--- Start of Entries shown ---

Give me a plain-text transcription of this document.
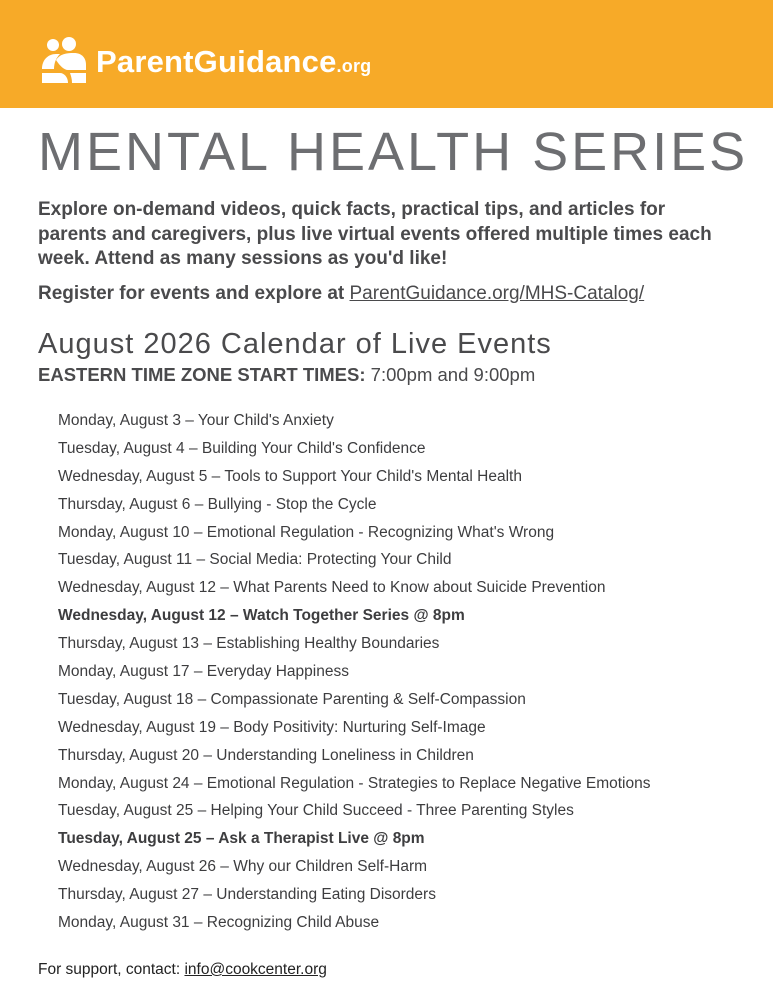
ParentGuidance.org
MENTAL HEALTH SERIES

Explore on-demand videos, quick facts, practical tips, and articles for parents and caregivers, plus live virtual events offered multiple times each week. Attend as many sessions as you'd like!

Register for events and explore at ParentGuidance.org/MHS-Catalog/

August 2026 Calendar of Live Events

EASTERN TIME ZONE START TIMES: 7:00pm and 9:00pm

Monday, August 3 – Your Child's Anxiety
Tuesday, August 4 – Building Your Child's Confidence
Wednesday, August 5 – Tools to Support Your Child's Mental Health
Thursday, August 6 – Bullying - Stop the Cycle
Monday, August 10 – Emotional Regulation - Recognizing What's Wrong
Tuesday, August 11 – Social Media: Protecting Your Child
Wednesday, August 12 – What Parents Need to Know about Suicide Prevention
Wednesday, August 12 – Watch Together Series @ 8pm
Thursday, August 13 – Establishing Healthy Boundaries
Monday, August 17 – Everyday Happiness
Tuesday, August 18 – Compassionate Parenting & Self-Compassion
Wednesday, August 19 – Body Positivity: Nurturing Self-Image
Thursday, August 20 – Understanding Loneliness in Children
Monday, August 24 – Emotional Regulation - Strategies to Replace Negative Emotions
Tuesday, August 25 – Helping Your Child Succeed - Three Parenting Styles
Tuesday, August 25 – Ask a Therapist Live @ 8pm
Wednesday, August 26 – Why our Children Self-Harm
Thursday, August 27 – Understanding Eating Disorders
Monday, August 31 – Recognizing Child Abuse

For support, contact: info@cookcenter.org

--- End of Entries shown ---
--- Start of Entries shown ---

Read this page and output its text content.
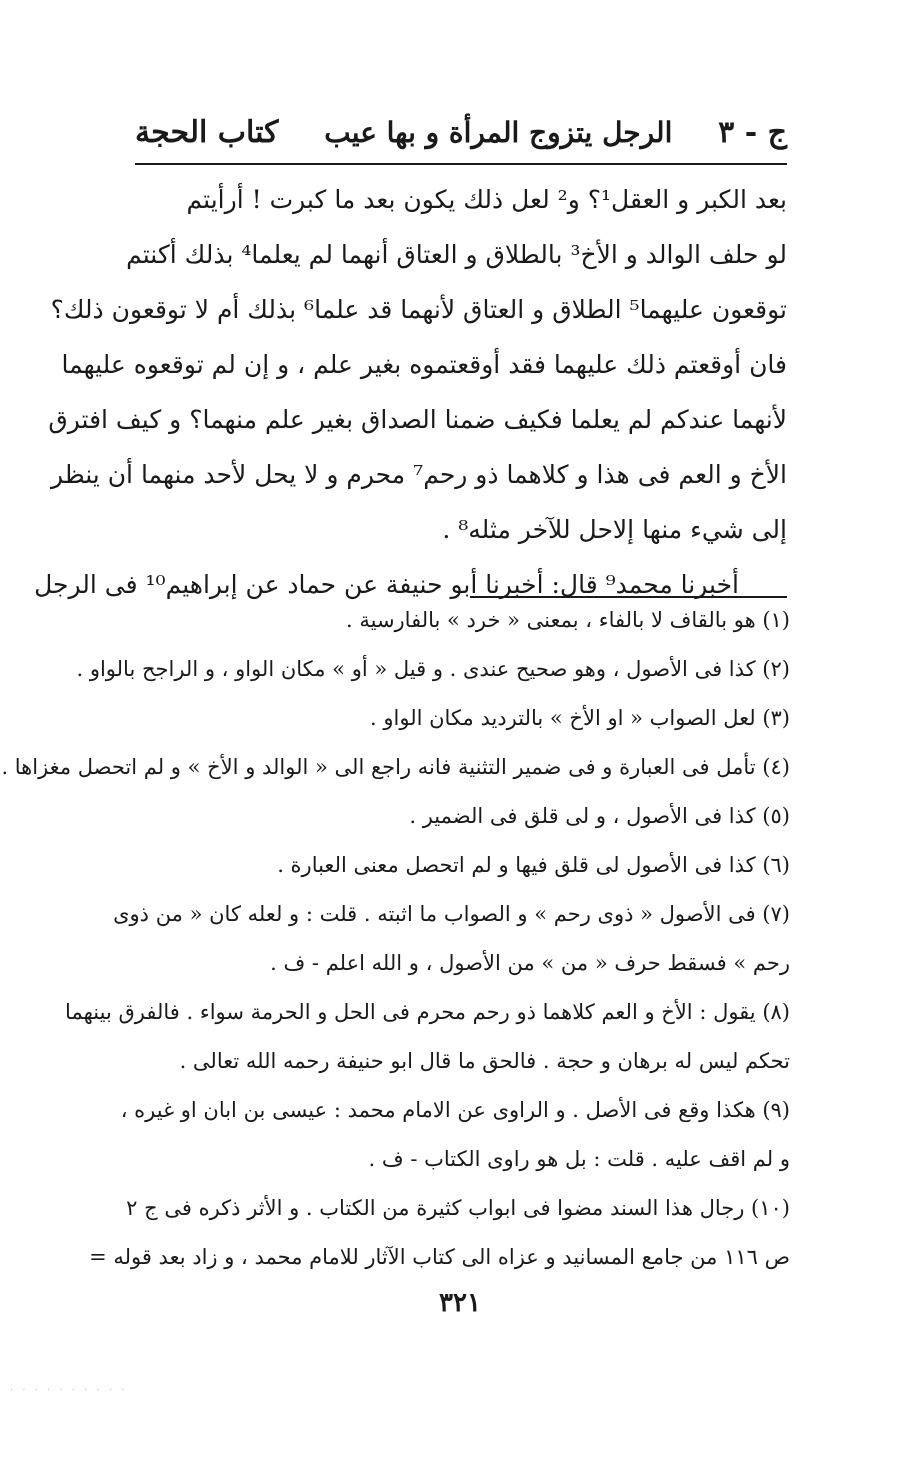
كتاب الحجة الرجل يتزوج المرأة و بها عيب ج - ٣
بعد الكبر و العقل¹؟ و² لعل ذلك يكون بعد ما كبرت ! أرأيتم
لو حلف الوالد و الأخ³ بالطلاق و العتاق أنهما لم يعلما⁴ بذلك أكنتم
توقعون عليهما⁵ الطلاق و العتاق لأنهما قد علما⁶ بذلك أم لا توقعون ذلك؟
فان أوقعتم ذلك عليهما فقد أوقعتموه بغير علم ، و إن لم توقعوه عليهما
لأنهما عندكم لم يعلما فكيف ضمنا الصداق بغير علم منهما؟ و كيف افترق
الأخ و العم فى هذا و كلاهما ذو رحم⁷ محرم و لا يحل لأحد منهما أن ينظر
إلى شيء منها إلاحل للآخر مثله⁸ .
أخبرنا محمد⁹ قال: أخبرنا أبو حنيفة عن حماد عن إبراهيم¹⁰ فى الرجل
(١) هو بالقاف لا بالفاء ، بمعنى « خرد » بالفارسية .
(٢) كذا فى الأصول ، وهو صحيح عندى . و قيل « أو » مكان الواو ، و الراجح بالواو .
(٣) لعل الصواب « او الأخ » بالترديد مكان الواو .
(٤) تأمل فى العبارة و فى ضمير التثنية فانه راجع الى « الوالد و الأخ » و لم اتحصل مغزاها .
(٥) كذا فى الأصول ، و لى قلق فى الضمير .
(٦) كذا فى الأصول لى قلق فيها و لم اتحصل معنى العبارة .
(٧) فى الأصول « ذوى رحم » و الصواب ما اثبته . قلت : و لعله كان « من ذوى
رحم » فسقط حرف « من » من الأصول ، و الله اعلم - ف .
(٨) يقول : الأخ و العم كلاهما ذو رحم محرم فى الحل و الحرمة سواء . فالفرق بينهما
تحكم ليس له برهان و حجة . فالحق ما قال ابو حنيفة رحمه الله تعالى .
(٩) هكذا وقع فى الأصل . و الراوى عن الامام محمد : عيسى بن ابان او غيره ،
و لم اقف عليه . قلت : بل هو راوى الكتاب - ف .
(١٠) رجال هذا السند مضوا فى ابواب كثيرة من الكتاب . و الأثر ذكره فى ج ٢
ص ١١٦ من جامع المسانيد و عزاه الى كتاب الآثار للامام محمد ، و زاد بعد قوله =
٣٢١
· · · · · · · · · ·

--- End of Entries shown ---

■ Task directions
Pull out all lines containing the word "محرم" from the entries above.

■ Task solution
الأخ و العم فى هذا و كلاهما ذو رحم⁷ محرم و لا يحل لأحد منهما أن ينظر
(٨) يقول : الأخ و العم كلاهما ذو رحم محرم فى الحل و الحرمة سواء . فالفرق بينهما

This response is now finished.